AIM —
Output the full material exactly as it appears here.

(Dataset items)
★ ★ ★ ★ ★
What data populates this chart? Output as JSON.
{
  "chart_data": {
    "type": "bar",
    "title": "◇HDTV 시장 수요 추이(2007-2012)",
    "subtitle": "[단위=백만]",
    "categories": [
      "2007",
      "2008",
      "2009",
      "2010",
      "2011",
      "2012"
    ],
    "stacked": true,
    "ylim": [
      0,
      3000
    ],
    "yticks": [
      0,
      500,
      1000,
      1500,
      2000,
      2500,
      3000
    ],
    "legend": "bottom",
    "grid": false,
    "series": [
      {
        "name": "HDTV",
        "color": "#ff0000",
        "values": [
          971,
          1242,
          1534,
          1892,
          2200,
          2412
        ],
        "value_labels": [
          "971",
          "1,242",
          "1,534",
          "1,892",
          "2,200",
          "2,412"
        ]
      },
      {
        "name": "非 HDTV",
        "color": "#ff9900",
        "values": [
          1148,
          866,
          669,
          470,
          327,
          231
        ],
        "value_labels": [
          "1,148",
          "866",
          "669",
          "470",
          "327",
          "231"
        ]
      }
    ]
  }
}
★ ★ ★ ★ ★
ANSWER —
What data populates this chart? Output as JSON.
{
  "chart_data": {
    "type": "bar",
    "title": "◇HDTV 시장 수요 추이(2007-2012)",
    "subtitle": "[단위=백만]",
    "categories": [
      "2007",
      "2008",
      "2009",
      "2010",
      "2011",
      "2012"
    ],
    "stacked": true,
    "ylim": [
      0,
      3000
    ],
    "yticks": [
      0,
      500,
      1000,
      1500,
      2000,
      2500,
      3000
    ],
    "legend": "bottom",
    "grid": false,
    "series": [
      {
        "name": "HDTV",
        "color": "#ff0000",
        "values": [
          971,
          1242,
          1534,
          1892,
          2200,
          2412
        ],
        "value_labels": [
          "971",
          "1,242",
          "1,534",
          "1,892",
          "2,200",
          "2,412"
        ]
      },
      {
        "name": "非 HDTV",
        "color": "#ff9900",
        "values": [
          1148,
          866,
          669,
          470,
          327,
          231
        ],
        "value_labels": [
          "1,148",
          "866",
          "669",
          "470",
          "327",
          "231"
        ]
      }
    ]
  }
}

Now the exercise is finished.